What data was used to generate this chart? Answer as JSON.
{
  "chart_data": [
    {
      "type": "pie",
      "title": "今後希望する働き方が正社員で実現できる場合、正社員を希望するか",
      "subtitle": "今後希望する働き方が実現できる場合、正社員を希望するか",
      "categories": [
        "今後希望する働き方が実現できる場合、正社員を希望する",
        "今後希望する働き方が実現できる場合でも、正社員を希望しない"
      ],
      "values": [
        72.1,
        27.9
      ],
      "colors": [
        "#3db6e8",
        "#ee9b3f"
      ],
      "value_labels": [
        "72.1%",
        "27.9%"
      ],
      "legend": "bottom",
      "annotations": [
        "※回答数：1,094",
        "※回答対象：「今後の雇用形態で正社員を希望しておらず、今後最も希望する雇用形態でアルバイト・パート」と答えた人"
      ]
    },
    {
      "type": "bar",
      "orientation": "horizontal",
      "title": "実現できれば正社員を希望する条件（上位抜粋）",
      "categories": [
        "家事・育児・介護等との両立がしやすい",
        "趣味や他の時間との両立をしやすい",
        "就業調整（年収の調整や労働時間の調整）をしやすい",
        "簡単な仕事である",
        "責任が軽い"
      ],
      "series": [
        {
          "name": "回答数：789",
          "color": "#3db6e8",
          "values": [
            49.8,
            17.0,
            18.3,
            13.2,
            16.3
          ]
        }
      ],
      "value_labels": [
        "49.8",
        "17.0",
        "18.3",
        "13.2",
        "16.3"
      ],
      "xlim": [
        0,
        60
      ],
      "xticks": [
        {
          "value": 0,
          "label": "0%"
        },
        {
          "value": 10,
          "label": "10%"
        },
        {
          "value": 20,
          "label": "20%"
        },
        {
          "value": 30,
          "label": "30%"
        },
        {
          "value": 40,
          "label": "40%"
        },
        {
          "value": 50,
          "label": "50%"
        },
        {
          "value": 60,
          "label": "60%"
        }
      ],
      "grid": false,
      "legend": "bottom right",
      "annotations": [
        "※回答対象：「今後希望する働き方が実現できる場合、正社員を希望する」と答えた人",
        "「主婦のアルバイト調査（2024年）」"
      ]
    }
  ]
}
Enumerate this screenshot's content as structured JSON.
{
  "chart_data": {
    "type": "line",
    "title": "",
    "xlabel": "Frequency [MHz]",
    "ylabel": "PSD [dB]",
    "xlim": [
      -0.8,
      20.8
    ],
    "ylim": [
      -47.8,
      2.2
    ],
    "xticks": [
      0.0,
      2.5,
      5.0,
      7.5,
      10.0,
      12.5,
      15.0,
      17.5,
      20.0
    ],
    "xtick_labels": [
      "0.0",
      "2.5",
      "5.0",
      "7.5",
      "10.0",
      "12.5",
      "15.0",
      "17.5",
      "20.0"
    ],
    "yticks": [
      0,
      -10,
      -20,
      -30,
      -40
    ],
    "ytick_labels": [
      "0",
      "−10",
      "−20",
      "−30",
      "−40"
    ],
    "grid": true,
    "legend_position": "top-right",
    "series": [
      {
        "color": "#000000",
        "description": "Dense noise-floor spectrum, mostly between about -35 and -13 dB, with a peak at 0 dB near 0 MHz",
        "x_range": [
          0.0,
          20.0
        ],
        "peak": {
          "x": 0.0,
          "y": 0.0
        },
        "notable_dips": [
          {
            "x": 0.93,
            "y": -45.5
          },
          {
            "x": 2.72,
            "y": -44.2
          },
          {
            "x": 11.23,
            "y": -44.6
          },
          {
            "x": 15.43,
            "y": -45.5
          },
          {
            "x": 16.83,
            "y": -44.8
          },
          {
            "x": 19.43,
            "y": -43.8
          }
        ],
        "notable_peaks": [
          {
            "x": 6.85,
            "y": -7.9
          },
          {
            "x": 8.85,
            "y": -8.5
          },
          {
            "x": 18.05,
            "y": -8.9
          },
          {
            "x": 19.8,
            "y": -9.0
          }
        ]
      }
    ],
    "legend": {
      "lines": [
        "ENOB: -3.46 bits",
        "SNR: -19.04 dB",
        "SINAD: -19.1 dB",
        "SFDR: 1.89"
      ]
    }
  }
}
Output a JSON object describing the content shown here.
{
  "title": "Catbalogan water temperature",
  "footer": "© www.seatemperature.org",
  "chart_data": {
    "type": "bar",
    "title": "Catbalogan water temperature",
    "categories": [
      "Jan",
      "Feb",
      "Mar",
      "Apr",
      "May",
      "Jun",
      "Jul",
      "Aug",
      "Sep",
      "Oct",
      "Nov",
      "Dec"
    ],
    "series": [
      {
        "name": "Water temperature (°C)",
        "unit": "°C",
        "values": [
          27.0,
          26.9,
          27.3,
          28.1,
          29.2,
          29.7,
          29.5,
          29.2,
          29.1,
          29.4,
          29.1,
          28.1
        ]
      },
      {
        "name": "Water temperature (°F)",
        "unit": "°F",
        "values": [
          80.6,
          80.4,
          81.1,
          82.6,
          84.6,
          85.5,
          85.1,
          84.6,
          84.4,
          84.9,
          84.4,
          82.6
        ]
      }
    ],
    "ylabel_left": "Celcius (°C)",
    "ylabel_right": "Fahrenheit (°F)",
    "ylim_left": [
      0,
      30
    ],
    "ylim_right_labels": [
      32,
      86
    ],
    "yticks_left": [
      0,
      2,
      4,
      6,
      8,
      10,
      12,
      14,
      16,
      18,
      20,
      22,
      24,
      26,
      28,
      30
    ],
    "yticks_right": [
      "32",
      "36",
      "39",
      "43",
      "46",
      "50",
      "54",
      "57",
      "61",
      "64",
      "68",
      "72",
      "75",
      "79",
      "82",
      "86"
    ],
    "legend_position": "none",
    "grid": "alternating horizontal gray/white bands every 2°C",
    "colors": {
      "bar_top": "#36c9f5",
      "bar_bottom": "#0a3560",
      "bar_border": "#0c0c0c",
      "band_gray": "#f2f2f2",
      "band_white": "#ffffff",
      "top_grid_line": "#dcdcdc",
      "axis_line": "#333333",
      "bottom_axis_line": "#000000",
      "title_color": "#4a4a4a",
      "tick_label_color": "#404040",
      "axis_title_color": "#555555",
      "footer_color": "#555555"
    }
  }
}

= The problem =
How many of the lines above hold the word "this"? Give only that number.

= Reply to the exercise =
2